**YOUR TASK**
Transcribe the listing word for word.

**THE DATA**
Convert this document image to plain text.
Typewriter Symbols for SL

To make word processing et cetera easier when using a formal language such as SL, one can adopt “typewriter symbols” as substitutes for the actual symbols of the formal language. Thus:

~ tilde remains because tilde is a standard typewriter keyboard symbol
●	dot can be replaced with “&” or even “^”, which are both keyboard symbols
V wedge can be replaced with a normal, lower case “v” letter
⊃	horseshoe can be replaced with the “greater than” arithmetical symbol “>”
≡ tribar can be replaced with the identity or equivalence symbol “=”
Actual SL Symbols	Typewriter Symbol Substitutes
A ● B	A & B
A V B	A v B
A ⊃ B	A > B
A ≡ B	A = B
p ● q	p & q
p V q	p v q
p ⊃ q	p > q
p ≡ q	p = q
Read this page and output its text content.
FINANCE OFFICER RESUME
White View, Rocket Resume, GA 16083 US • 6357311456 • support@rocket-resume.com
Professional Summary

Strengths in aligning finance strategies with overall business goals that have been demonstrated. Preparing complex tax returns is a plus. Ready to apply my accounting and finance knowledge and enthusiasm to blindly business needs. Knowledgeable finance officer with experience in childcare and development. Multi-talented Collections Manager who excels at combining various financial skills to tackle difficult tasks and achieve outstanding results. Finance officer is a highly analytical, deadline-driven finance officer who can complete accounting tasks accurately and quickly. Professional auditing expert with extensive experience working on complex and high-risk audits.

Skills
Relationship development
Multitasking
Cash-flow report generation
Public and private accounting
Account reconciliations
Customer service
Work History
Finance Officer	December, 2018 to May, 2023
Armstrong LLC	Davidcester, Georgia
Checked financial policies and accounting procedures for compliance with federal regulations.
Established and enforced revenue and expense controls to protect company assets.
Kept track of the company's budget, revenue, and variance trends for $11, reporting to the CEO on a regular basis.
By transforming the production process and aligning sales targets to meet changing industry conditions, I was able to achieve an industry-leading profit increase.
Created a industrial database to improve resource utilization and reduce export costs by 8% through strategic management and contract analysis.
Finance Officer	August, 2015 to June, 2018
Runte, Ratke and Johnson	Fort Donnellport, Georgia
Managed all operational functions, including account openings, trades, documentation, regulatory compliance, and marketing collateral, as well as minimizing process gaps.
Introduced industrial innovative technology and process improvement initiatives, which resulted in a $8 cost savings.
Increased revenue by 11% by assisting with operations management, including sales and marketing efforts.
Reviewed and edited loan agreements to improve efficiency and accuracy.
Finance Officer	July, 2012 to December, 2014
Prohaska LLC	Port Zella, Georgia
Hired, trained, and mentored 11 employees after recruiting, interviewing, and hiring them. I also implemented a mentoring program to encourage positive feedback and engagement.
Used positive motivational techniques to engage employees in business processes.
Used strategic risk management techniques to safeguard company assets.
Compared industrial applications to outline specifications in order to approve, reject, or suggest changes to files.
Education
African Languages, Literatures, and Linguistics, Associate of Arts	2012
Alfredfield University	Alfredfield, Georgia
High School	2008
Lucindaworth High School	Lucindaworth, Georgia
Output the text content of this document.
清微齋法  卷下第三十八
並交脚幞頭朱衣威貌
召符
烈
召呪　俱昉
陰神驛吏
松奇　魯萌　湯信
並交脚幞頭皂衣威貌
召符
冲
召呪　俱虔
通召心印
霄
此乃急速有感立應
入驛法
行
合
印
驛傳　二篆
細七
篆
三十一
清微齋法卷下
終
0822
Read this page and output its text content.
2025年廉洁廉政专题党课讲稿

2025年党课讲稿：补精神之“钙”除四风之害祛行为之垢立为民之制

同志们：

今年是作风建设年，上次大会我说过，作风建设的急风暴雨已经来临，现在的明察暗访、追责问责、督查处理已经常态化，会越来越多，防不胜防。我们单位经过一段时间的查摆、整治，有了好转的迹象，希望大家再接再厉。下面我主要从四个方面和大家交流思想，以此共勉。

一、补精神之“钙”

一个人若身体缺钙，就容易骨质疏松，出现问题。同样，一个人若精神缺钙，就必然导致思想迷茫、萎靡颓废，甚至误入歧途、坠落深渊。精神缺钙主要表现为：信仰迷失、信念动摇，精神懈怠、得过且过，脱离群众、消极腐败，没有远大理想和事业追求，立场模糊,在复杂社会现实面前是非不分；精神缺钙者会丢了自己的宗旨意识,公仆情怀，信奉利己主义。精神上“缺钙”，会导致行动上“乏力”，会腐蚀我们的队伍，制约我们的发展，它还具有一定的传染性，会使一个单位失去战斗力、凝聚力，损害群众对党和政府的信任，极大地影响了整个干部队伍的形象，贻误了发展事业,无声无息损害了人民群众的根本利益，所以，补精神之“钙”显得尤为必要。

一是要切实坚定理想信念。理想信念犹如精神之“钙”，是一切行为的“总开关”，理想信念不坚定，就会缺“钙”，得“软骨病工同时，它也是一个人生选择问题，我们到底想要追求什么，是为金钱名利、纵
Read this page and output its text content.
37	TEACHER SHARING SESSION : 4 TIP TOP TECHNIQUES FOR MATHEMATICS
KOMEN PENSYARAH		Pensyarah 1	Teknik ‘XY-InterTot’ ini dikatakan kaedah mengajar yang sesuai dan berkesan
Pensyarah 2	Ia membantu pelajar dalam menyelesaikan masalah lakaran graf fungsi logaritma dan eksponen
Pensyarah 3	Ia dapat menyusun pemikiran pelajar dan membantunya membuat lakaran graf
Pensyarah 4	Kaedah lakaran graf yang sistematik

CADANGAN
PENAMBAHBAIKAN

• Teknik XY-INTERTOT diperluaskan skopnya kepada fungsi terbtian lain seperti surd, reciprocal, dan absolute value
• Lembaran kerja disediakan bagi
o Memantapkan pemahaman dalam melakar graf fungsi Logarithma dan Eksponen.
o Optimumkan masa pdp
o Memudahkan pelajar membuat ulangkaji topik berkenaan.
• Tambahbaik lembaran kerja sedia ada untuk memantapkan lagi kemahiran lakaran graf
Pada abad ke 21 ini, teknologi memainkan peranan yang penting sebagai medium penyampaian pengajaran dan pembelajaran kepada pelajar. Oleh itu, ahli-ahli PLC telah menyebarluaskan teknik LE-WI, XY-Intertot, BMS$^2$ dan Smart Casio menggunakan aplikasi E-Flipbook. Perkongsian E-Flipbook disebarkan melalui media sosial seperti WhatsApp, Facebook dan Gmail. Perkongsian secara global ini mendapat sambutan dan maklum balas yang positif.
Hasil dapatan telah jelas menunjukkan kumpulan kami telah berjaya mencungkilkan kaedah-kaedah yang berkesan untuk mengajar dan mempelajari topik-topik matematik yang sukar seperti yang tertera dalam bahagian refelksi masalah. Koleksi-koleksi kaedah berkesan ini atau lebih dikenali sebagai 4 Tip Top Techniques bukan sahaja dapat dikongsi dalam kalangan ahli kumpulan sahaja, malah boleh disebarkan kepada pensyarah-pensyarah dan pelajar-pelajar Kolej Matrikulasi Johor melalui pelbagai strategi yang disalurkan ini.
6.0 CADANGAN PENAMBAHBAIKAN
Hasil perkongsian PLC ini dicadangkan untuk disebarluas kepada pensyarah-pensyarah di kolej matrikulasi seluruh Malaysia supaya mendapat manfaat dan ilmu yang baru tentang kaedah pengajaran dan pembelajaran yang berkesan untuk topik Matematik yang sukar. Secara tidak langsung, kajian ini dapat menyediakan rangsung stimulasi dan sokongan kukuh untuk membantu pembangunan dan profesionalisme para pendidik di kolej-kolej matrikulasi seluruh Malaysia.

**THE OUTPUT**
Convert this document image to plain text.
Typewriter Symbols for SL

To make word processing et cetera easier when using a formal language such as SL, one can adopt “typewriter symbols” as substitutes for the actual symbols of the formal language. Thus:

~ tilde remains because tilde is a standard typewriter keyboard symbol
●	dot can be replaced with “&” or even “^”, which are both keyboard symbols
V wedge can be replaced with a normal, lower case “v” letter
⊃	horseshoe can be replaced with the “greater than” arithmetical symbol “>”
≡ tribar can be replaced with the identity or equivalence symbol “=”
Actual SL Symbols	Typewriter Symbol Substitutes
A ● B	A & B
A V B	A v B
A ⊃ B	A > B
A ≡ B	A = B
p ● q	p & q
p V q	p v q
p ⊃ q	p > q
p ≡ q	p = q
Read this page and output its text content.
FINANCE OFFICER RESUME
White View, Rocket Resume, GA 16083 US • 6357311456 • support@rocket-resume.com
Professional Summary

Strengths in aligning finance strategies with overall business goals that have been demonstrated. Preparing complex tax returns is a plus. Ready to apply my accounting and finance knowledge and enthusiasm to blindly business needs. Knowledgeable finance officer with experience in childcare and development. Multi-talented Collections Manager who excels at combining various financial skills to tackle difficult tasks and achieve outstanding results. Finance officer is a highly analytical, deadline-driven finance officer who can complete accounting tasks accurately and quickly. Professional auditing expert with extensive experience working on complex and high-risk audits.

Skills
Relationship development
Multitasking
Cash-flow report generation
Public and private accounting
Account reconciliations
Customer service
Work History
Finance Officer	December, 2018 to May, 2023
Armstrong LLC	Davidcester, Georgia
Checked financial policies and accounting procedures for compliance with federal regulations.
Established and enforced revenue and expense controls to protect company assets.
Kept track of the company's budget, revenue, and variance trends for $11, reporting to the CEO on a regular basis.
By transforming the production process and aligning sales targets to meet changing industry conditions, I was able to achieve an industry-leading profit increase.
Created a industrial database to improve resource utilization and reduce export costs by 8% through strategic management and contract analysis.
Finance Officer	August, 2015 to June, 2018
Runte, Ratke and Johnson	Fort Donnellport, Georgia
Managed all operational functions, including account openings, trades, documentation, regulatory compliance, and marketing collateral, as well as minimizing process gaps.
Introduced industrial innovative technology and process improvement initiatives, which resulted in a $8 cost savings.
Increased revenue by 11% by assisting with operations management, including sales and marketing efforts.
Reviewed and edited loan agreements to improve efficiency and accuracy.
Finance Officer	July, 2012 to December, 2014
Prohaska LLC	Port Zella, Georgia
Hired, trained, and mentored 11 employees after recruiting, interviewing, and hiring them. I also implemented a mentoring program to encourage positive feedback and engagement.
Used positive motivational techniques to engage employees in business processes.
Used strategic risk management techniques to safeguard company assets.
Compared industrial applications to outline specifications in order to approve, reject, or suggest changes to files.
Education
African Languages, Literatures, and Linguistics, Associate of Arts	2012
Alfredfield University	Alfredfield, Georgia
High School	2008
Lucindaworth High School	Lucindaworth, Georgia
Output the text content of this document.
清微齋法  卷下第三十八
並交脚幞頭朱衣威貌
召符
烈
召呪　俱昉
陰神驛吏
松奇　魯萌　湯信
並交脚幞頭皂衣威貌
召符
冲
召呪　俱虔
通召心印
霄
此乃急速有感立應
入驛法
行
合
印
驛傳　二篆
細七
篆
三十一
清微齋法卷下
終
0822
Read this page and output its text content.
2025年廉洁廉政专题党课讲稿

2025年党课讲稿：补精神之“钙”除四风之害祛行为之垢立为民之制

同志们：

今年是作风建设年，上次大会我说过，作风建设的急风暴雨已经来临，现在的明察暗访、追责问责、督查处理已经常态化，会越来越多，防不胜防。我们单位经过一段时间的查摆、整治，有了好转的迹象，希望大家再接再厉。下面我主要从四个方面和大家交流思想，以此共勉。

一、补精神之“钙”

一个人若身体缺钙，就容易骨质疏松，出现问题。同样，一个人若精神缺钙，就必然导致思想迷茫、萎靡颓废，甚至误入歧途、坠落深渊。精神缺钙主要表现为：信仰迷失、信念动摇，精神懈怠、得过且过，脱离群众、消极腐败，没有远大理想和事业追求，立场模糊,在复杂社会现实面前是非不分；精神缺钙者会丢了自己的宗旨意识,公仆情怀，信奉利己主义。精神上“缺钙”，会导致行动上“乏力”，会腐蚀我们的队伍，制约我们的发展，它还具有一定的传染性，会使一个单位失去战斗力、凝聚力，损害群众对党和政府的信任，极大地影响了整个干部队伍的形象，贻误了发展事业,无声无息损害了人民群众的根本利益，所以，补精神之“钙”显得尤为必要。

一是要切实坚定理想信念。理想信念犹如精神之“钙”，是一切行为的“总开关”，理想信念不坚定，就会缺“钙”，得“软骨病工同时，它也是一个人生选择问题，我们到底想要追求什么，是为金钱名利、纵
Read this page and output its text content.
37	TEACHER SHARING SESSION : 4 TIP TOP TECHNIQUES FOR MATHEMATICS
KOMEN PENSYARAH		Pensyarah 1	Teknik ‘XY-InterTot’ ini dikatakan kaedah mengajar yang sesuai dan berkesan
Pensyarah 2	Ia membantu pelajar dalam menyelesaikan masalah lakaran graf fungsi logaritma dan eksponen
Pensyarah 3	Ia dapat menyusun pemikiran pelajar dan membantunya membuat lakaran graf
Pensyarah 4	Kaedah lakaran graf yang sistematik

CADANGAN
PENAMBAHBAIKAN

• Teknik XY-INTERTOT diperluaskan skopnya kepada fungsi terbtian lain seperti surd, reciprocal, dan absolute value
• Lembaran kerja disediakan bagi
o Memantapkan pemahaman dalam melakar graf fungsi Logarithma dan Eksponen.
o Optimumkan masa pdp
o Memudahkan pelajar membuat ulangkaji topik berkenaan.
• Tambahbaik lembaran kerja sedia ada untuk memantapkan lagi kemahiran lakaran graf
Pada abad ke 21 ini, teknologi memainkan peranan yang penting sebagai medium penyampaian pengajaran dan pembelajaran kepada pelajar. Oleh itu, ahli-ahli PLC telah menyebarluaskan teknik LE-WI, XY-Intertot, BMS$^2$ dan Smart Casio menggunakan aplikasi E-Flipbook. Perkongsian E-Flipbook disebarkan melalui media sosial seperti WhatsApp, Facebook dan Gmail. Perkongsian secara global ini mendapat sambutan dan maklum balas yang positif.
Hasil dapatan telah jelas menunjukkan kumpulan kami telah berjaya mencungkilkan kaedah-kaedah yang berkesan untuk mengajar dan mempelajari topik-topik matematik yang sukar seperti yang tertera dalam bahagian refelksi masalah. Koleksi-koleksi kaedah berkesan ini atau lebih dikenali sebagai 4 Tip Top Techniques bukan sahaja dapat dikongsi dalam kalangan ahli kumpulan sahaja, malah boleh disebarkan kepada pensyarah-pensyarah dan pelajar-pelajar Kolej Matrikulasi Johor melalui pelbagai strategi yang disalurkan ini.
6.0 CADANGAN PENAMBAHBAIKAN
Hasil perkongsian PLC ini dicadangkan untuk disebarluas kepada pensyarah-pensyarah di kolej matrikulasi seluruh Malaysia supaya mendapat manfaat dan ilmu yang baru tentang kaedah pengajaran dan pembelajaran yang berkesan untuk topik Matematik yang sukar. Secara tidak langsung, kajian ini dapat menyediakan rangsung stimulasi dan sokongan kukuh untuk membantu pembangunan dan profesionalisme para pendidik di kolej-kolej matrikulasi seluruh Malaysia.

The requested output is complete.